Count how many lines in this material contain "icon". The answer is that number alone.

---+---

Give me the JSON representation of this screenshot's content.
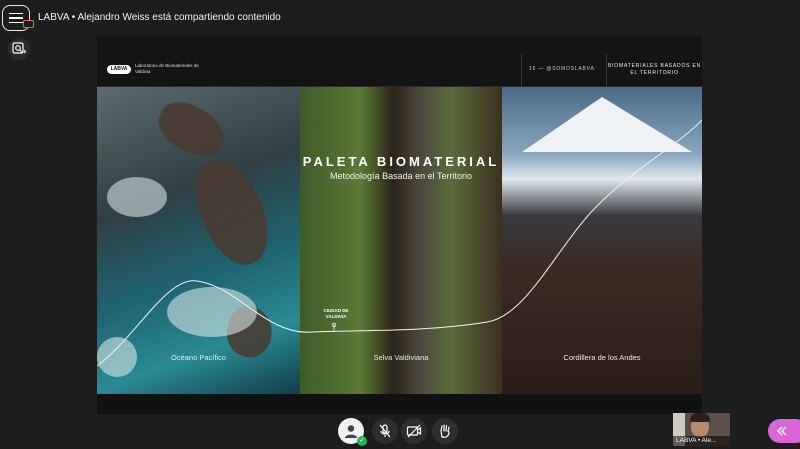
{
  "header": {
    "title": "LABVA • Alejandro Weiss está compartiendo contenido",
    "menu_icon": "hamburger-menu-icon",
    "share_icon": "screen-share-icon"
  },
  "slide": {
    "logo": "LABVA",
    "lab_name": "Laboratorio de Biomateriales de Valdivia",
    "handle": "16 — @SOMOSLABVA",
    "section_tag": "BIOMATERIALES BASADOS EN EL TERRITORIO",
    "title": "PALETA BIOMATERIAL",
    "subtitle": "Metodología Basada en el Territorio",
    "city_label": "CIUDAD DE VALDIVIA",
    "panels": [
      {
        "label": "Océano Pacífico"
      },
      {
        "label": "Selva Valdiviana"
      },
      {
        "label": "Cordillera de los Andes"
      }
    ]
  },
  "toolbar": {
    "user_icon": "user-avatar-icon",
    "mic_icon": "microphone-muted-icon",
    "camera_icon": "camera-off-icon",
    "hand_icon": "raise-hand-icon"
  },
  "participant": {
    "label": "LABVA • Ale..."
  },
  "colors": {
    "background": "#1d1d1d",
    "accent": "#d966d6",
    "status_ok": "#1db954"
  }
}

---+---

**Answer below**: 6